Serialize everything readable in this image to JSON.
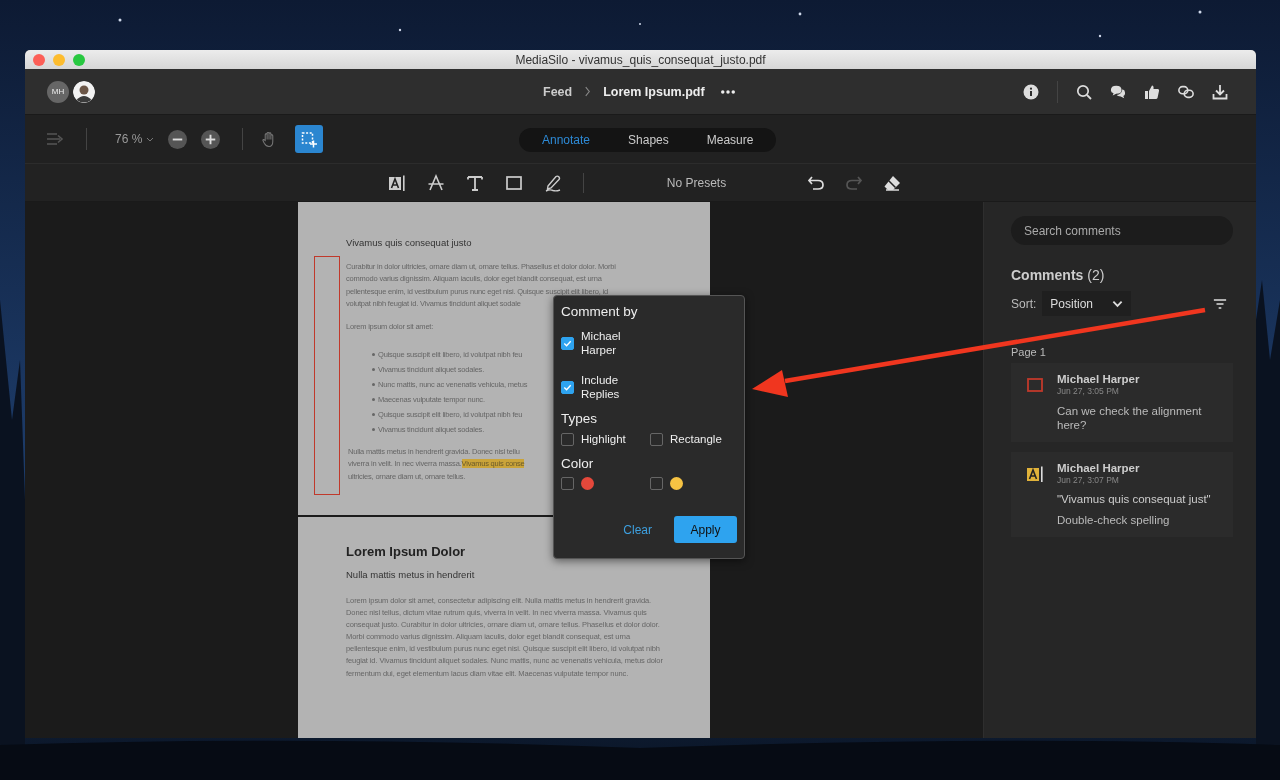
{
  "window": {
    "title": "MediaSilo - vivamus_quis_consequat_justo.pdf"
  },
  "header": {
    "avatars": [
      {
        "kind": "initials",
        "text": "MH"
      },
      {
        "kind": "picture"
      }
    ],
    "breadcrumb": [
      "Feed",
      "Lorem Ipsum.pdf"
    ]
  },
  "toolbar": {
    "zoom": "76 %",
    "tools": [
      {
        "kind": "pan",
        "selected": false
      },
      {
        "kind": "select",
        "selected": true
      }
    ],
    "modes": [
      {
        "label": "Annotate",
        "selected": true
      },
      {
        "label": "Shapes",
        "selected": false
      },
      {
        "label": "Measure",
        "selected": false
      }
    ]
  },
  "annotation_bar": {
    "presets": "No Presets",
    "history": [
      {
        "kind": "undo",
        "disabled": false
      },
      {
        "kind": "redo",
        "disabled": true
      }
    ]
  },
  "document": {
    "page_1": {
      "title": "Vivamus quis consequat justo",
      "lines": [
        {
          "text": "Curabitur in dolor ultricies, ornare diam ut, ornare tellus. Phasellus et dolor dolor. Morbi"
        },
        {
          "text": "commodo varius dignissim. Aliquam iaculis, dolor eget blandit consequat, est urna"
        },
        {
          "text": "pellentesque enim, id vestibulum purus nunc eget nisi. Quisque suscipit elit libero, id"
        },
        {
          "text": "volutpat nibh feugiat id. Vivamus tincidunt aliquet sodale"
        }
      ],
      "intro": "Lorem ipsum dolor sit amet:",
      "bullets": [
        "Quisque suscipit elit libero, id volutpat nibh feu",
        "Vivamus tincidunt aliquet sodales.",
        "Nunc mattis, nunc ac venenatis vehicula, metus",
        "Maecenas vulputate tempor nunc.",
        "Quisque suscipit elit libero, id volutpat nibh feu",
        "Vivamus tincidunt aliquet sodales."
      ],
      "closing": [
        {
          "text": "Nulla mattis metus in hendrerit gravida. Donec nisl tellu"
        },
        {
          "text": "viverra in velit. In nec viverra massa.",
          "highlight": "Vivamus quis conse"
        },
        {
          "text": "ultricies, ornare diam ut, ornare tellus."
        }
      ]
    },
    "page_2": {
      "heading": "Lorem Ipsum Dolor",
      "subheading": "Nulla mattis metus in hendrerit",
      "paragraph": "Lorem ipsum dolor sit amet, consectetur adipiscing elit. Nulla mattis metus in hendrerit gravida. Donec nisl tellus, dictum vitae rutrum quis, viverra in velit. In nec viverra massa. Vivamus quis consequat justo. Curabitur in dolor ultricies, ornare diam ut, ornare tellus. Phasellus et dolor dolor. Morbi commodo varius dignissim. Aliquam iaculis, dolor eget blandit consequat, est urna pellentesque enim, id vestibulum purus nunc eget nisi. Quisque suscipit elit libero, id volutpat nibh feugiat id. Vivamus tincidunt aliquet sodales. Nunc mattis, nunc ac venenatis vehicula, metus dolor fermentum dui, eget elementum lacus diam vitae elit. Maecenas vulputate tempor nunc."
    }
  },
  "filter_popup": {
    "title": "Comment by",
    "authors": [
      {
        "label": "Michael Harper",
        "checked": true
      },
      {
        "label": "Include Replies",
        "checked": true
      }
    ],
    "types_title": "Types",
    "types": [
      {
        "label": "Highlight",
        "checked": false
      },
      {
        "label": "Rectangle",
        "checked": false
      }
    ],
    "color_title": "Color",
    "colors": [
      {
        "color": "#e5483b",
        "checked": false
      },
      {
        "color": "#f6c343",
        "checked": false
      }
    ],
    "clear": "Clear",
    "apply": "Apply"
  },
  "sidebar": {
    "search": {
      "placeholder": "Search comments"
    },
    "heading": "Comments",
    "count": "(2)",
    "sort_label": "Sort:",
    "sort_value": "Position",
    "group": "Page 1",
    "comments": [
      {
        "kind": "rectangle",
        "author": "Michael Harper",
        "time": "Jun 27, 3:05 PM",
        "text": "Can we check the alignment here?"
      },
      {
        "kind": "highlight",
        "author": "Michael Harper",
        "time": "Jun 27, 3:07 PM",
        "quote": "\"Vivamus quis consequat just\"",
        "text": "Double-check spelling"
      }
    ]
  }
}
--
* _Your goal_: Transcribe every record above exactly as written, leaving out any pictures.

* _Solution to this problem_:
Serialize everything readable in this image to JSON.
{
  "window": {
    "title": "MediaSilo - vivamus_quis_consequat_justo.pdf"
  },
  "header": {
    "avatars": [
      {
        "kind": "initials",
        "text": "MH"
      },
      {
        "kind": "picture"
      }
    ],
    "breadcrumb": [
      "Feed",
      "Lorem Ipsum.pdf"
    ]
  },
  "toolbar": {
    "zoom": "76 %",
    "tools": [
      {
        "kind": "pan",
        "selected": false
      },
      {
        "kind": "select",
        "selected": true
      }
    ],
    "modes": [
      {
        "label": "Annotate",
        "selected": true
      },
      {
        "label": "Shapes",
        "selected": false
      },
      {
        "label": "Measure",
        "selected": false
      }
    ]
  },
  "annotation_bar": {
    "presets": "No Presets",
    "history": [
      {
        "kind": "undo",
        "disabled": false
      },
      {
        "kind": "redo",
        "disabled": true
      }
    ]
  },
  "document": {
    "page_1": {
      "title": "Vivamus quis consequat justo",
      "lines": [
        {
          "text": "Curabitur in dolor ultricies, ornare diam ut, ornare tellus. Phasellus et dolor dolor. Morbi"
        },
        {
          "text": "commodo varius dignissim. Aliquam iaculis, dolor eget blandit consequat, est urna"
        },
        {
          "text": "pellentesque enim, id vestibulum purus nunc eget nisi. Quisque suscipit elit libero, id"
        },
        {
          "text": "volutpat nibh feugiat id. Vivamus tincidunt aliquet sodale"
        }
      ],
      "intro": "Lorem ipsum dolor sit amet:",
      "bullets": [
        "Quisque suscipit elit libero, id volutpat nibh feu",
        "Vivamus tincidunt aliquet sodales.",
        "Nunc mattis, nunc ac venenatis vehicula, metus",
        "Maecenas vulputate tempor nunc.",
        "Quisque suscipit elit libero, id volutpat nibh feu",
        "Vivamus tincidunt aliquet sodales."
      ],
      "closing": [
        {
          "text": "Nulla mattis metus in hendrerit gravida. Donec nisl tellu"
        },
        {
          "text": "viverra in velit. In nec viverra massa.",
          "highlight": "Vivamus quis conse"
        },
        {
          "text": "ultricies, ornare diam ut, ornare tellus."
        }
      ]
    },
    "page_2": {
      "heading": "Lorem Ipsum Dolor",
      "subheading": "Nulla mattis metus in hendrerit",
      "paragraph": "Lorem ipsum dolor sit amet, consectetur adipiscing elit. Nulla mattis metus in hendrerit gravida. Donec nisl tellus, dictum vitae rutrum quis, viverra in velit. In nec viverra massa. Vivamus quis consequat justo. Curabitur in dolor ultricies, ornare diam ut, ornare tellus. Phasellus et dolor dolor. Morbi commodo varius dignissim. Aliquam iaculis, dolor eget blandit consequat, est urna pellentesque enim, id vestibulum purus nunc eget nisi. Quisque suscipit elit libero, id volutpat nibh feugiat id. Vivamus tincidunt aliquet sodales. Nunc mattis, nunc ac venenatis vehicula, metus dolor fermentum dui, eget elementum lacus diam vitae elit. Maecenas vulputate tempor nunc."
    }
  },
  "filter_popup": {
    "title": "Comment by",
    "authors": [
      {
        "label": "Michael Harper",
        "checked": true
      },
      {
        "label": "Include Replies",
        "checked": true
      }
    ],
    "types_title": "Types",
    "types": [
      {
        "label": "Highlight",
        "checked": false
      },
      {
        "label": "Rectangle",
        "checked": false
      }
    ],
    "color_title": "Color",
    "colors": [
      {
        "color": "#e5483b",
        "checked": false
      },
      {
        "color": "#f6c343",
        "checked": false
      }
    ],
    "clear": "Clear",
    "apply": "Apply"
  },
  "sidebar": {
    "search": {
      "placeholder": "Search comments"
    },
    "heading": "Comments",
    "count": "(2)",
    "sort_label": "Sort:",
    "sort_value": "Position",
    "group": "Page 1",
    "comments": [
      {
        "kind": "rectangle",
        "author": "Michael Harper",
        "time": "Jun 27, 3:05 PM",
        "text": "Can we check the alignment here?"
      },
      {
        "kind": "highlight",
        "author": "Michael Harper",
        "time": "Jun 27, 3:07 PM",
        "quote": "\"Vivamus quis consequat just\"",
        "text": "Double-check spelling"
      }
    ]
  }
}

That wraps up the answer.